Available data |
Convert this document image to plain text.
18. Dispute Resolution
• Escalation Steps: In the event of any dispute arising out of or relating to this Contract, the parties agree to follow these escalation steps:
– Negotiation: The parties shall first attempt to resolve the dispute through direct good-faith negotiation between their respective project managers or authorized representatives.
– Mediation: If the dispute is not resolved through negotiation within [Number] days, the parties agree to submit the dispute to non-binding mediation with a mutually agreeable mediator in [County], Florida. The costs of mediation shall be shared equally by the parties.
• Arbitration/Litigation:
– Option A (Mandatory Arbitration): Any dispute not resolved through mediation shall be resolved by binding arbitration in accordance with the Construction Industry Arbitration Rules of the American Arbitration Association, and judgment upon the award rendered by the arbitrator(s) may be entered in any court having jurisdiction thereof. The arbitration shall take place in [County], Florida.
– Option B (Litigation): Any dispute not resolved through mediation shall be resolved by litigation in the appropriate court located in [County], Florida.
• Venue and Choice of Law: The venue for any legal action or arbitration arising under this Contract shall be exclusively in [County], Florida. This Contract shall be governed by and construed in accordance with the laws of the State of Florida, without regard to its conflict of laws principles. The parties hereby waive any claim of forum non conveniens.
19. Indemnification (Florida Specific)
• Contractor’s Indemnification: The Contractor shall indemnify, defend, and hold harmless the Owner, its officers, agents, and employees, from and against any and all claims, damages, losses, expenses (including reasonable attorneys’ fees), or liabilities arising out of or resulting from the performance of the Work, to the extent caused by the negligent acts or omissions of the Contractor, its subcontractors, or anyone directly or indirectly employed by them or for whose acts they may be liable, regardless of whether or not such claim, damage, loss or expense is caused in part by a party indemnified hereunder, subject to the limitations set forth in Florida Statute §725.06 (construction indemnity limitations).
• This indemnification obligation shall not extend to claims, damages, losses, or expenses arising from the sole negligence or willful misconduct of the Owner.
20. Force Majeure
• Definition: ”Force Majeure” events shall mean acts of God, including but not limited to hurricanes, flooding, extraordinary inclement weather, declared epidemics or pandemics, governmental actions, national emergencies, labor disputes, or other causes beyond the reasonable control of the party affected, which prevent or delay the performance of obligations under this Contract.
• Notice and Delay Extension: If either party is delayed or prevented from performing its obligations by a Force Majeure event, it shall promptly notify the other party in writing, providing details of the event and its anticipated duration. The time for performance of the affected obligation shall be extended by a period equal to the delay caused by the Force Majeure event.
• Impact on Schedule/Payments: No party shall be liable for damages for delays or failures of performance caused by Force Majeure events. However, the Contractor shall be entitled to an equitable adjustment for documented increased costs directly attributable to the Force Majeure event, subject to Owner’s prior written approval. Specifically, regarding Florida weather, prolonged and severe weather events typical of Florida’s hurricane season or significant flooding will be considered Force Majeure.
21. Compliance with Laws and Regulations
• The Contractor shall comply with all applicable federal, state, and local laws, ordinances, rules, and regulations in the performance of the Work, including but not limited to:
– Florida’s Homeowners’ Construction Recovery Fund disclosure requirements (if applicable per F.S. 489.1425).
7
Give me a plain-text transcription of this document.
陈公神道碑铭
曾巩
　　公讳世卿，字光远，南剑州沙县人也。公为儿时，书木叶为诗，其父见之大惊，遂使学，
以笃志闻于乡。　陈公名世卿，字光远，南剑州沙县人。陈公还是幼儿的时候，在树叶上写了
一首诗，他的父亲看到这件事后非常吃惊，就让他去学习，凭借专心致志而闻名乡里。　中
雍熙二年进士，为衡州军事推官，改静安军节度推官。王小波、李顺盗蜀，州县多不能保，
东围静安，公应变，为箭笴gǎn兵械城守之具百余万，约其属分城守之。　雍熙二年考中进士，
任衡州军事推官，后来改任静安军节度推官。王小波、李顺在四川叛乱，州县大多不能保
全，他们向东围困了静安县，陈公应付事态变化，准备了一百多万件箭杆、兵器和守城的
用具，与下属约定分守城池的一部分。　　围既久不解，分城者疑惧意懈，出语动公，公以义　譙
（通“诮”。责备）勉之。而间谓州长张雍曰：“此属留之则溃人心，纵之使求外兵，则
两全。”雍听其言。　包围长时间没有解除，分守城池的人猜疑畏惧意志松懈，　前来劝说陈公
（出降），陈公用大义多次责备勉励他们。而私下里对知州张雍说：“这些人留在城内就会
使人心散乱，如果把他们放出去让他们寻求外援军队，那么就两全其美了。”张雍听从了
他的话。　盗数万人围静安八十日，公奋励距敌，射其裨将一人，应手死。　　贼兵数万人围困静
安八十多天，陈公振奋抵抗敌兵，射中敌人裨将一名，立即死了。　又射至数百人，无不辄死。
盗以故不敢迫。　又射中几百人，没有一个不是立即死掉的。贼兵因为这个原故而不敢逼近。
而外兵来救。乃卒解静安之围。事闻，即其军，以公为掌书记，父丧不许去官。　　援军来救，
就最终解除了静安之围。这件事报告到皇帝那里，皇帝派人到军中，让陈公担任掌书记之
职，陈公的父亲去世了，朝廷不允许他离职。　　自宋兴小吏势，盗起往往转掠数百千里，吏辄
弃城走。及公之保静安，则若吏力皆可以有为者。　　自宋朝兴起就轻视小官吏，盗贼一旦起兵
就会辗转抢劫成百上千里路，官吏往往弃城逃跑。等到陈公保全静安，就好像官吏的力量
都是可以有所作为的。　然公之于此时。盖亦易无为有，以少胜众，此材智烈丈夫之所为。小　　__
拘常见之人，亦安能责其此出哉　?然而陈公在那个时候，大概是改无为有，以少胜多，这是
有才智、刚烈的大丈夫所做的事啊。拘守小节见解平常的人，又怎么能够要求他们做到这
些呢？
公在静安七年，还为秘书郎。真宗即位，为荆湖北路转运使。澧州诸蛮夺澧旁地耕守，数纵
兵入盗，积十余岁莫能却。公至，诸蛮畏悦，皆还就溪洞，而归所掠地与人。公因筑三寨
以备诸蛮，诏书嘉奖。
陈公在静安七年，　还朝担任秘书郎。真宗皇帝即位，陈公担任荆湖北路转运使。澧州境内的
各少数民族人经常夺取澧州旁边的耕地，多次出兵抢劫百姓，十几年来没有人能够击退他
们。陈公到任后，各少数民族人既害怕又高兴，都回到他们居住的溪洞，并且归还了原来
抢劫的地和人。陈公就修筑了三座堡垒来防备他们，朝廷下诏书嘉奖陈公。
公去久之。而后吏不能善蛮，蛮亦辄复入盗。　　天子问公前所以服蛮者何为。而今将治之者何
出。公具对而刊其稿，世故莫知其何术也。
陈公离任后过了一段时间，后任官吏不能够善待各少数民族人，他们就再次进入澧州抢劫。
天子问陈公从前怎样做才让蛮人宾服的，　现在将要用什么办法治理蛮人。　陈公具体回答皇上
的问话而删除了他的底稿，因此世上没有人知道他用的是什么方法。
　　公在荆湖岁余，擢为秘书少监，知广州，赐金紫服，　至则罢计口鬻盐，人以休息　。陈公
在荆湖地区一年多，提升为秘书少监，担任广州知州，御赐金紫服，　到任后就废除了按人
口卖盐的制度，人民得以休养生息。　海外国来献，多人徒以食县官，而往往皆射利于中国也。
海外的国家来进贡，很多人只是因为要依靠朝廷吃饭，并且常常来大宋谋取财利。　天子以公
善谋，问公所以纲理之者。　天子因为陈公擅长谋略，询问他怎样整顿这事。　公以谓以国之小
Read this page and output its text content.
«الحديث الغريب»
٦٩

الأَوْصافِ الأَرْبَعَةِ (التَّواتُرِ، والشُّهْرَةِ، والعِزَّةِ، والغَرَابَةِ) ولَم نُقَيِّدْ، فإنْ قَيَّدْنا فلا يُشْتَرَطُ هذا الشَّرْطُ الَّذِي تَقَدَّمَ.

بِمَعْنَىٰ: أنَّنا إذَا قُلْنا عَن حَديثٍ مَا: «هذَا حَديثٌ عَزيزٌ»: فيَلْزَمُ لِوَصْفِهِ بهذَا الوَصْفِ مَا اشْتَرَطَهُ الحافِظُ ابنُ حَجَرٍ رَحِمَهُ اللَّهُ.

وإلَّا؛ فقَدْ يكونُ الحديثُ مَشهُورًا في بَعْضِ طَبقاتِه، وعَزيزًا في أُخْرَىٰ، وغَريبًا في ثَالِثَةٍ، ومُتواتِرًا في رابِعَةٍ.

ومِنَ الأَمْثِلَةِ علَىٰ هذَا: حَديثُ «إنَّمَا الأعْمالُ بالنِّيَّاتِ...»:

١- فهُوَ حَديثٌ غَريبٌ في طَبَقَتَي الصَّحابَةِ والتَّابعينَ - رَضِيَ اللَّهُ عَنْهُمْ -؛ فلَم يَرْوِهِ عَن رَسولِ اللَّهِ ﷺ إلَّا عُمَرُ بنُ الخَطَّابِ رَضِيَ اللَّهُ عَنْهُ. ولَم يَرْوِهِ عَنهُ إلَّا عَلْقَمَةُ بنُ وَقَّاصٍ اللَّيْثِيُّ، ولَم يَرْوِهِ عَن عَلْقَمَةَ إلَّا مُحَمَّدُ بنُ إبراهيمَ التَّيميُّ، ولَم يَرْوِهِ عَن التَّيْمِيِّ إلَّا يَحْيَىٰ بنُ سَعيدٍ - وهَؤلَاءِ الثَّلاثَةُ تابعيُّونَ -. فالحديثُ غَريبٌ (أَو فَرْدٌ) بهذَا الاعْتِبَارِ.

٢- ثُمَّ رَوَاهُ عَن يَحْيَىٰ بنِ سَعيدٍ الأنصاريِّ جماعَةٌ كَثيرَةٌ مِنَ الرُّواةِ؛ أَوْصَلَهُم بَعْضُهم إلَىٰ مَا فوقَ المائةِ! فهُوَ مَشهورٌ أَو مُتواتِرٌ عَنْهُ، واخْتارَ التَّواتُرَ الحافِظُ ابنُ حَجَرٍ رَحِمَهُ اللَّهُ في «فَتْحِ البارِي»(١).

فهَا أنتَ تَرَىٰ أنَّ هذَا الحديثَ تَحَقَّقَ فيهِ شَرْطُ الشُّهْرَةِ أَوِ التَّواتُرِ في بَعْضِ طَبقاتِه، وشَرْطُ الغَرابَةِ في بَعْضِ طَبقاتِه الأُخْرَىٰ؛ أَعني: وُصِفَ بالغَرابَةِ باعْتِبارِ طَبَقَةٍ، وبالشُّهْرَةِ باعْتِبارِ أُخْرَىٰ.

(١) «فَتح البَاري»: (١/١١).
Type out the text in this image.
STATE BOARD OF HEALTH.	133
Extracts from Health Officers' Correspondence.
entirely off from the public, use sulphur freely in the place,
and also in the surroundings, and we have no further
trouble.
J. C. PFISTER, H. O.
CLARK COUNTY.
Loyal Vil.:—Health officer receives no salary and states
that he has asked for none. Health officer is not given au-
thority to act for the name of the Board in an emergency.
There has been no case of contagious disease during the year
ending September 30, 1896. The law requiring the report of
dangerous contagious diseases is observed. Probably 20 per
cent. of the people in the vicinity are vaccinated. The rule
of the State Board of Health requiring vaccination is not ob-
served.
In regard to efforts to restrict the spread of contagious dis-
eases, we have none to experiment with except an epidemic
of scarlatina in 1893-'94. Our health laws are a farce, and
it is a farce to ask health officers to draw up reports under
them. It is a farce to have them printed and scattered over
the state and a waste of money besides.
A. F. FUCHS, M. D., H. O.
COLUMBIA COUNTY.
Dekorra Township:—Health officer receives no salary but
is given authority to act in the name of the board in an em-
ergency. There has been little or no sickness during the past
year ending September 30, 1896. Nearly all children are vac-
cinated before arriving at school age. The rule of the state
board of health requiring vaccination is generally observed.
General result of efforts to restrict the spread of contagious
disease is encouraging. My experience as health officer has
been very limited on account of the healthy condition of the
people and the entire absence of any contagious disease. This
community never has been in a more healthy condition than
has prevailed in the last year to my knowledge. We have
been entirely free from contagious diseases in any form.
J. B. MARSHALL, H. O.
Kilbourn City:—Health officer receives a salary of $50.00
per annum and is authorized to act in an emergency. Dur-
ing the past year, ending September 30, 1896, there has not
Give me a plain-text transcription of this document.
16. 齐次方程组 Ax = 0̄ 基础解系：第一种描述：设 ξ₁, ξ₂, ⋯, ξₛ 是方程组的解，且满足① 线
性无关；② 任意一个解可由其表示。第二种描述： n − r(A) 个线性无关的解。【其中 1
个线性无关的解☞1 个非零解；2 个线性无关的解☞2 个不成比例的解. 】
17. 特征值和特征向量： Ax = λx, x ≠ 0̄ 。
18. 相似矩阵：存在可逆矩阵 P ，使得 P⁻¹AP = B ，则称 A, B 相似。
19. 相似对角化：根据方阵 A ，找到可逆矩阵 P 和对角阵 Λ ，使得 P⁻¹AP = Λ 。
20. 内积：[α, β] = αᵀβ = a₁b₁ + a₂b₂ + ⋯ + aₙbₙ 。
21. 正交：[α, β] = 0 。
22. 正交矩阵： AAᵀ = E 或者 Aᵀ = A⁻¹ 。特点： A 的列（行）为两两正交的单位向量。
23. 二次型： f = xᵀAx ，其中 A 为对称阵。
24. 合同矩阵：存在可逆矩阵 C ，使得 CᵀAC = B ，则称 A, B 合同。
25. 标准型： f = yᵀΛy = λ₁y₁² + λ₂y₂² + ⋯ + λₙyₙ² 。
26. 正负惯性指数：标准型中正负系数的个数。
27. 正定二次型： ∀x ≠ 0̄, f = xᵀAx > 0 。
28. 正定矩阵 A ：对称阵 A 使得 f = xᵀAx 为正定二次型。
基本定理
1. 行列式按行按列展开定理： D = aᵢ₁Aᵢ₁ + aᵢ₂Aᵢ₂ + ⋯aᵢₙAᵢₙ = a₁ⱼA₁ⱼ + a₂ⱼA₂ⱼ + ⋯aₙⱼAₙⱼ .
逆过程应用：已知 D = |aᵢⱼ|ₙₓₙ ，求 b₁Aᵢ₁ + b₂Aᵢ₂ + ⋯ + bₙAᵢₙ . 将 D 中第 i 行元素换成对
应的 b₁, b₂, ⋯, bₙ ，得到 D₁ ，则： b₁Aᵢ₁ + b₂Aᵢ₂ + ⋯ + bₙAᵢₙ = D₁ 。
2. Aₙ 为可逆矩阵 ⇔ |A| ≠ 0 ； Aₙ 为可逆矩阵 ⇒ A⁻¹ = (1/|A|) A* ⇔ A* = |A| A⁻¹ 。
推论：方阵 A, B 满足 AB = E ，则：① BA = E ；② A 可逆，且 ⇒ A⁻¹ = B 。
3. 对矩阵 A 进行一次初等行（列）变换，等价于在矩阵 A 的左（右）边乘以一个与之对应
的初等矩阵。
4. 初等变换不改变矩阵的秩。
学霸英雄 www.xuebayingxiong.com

Task details |
Return each full line of the entries that contains the word "بقات".

Correct result |
وإلَّا؛ فقَدْ يكونُ الحديثُ مَشهُورًا في بَعْضِ طَبقاتِه، وعَزيزًا في أُخْرَىٰ، وغَريبًا في ثَالِثَةٍ، ومُتواتِرًا في رابِعَةٍ.
فهَا أنتَ تَرَىٰ أنَّ هذَا الحديثَ تَحَقَّقَ فيهِ شَرْطُ الشُّهْرَةِ أَوِ التَّواتُرِ في بَعْضِ طَبقاتِه، وشَرْطُ الغَرابَةِ في بَعْضِ طَبقاتِه الأُخْرَىٰ؛ أَعني: وُصِفَ بالغَرابَةِ باعْتِبارِ طَبَقَةٍ، وبالشُّهْرَةِ باعْتِبارِ أُخْرَىٰ.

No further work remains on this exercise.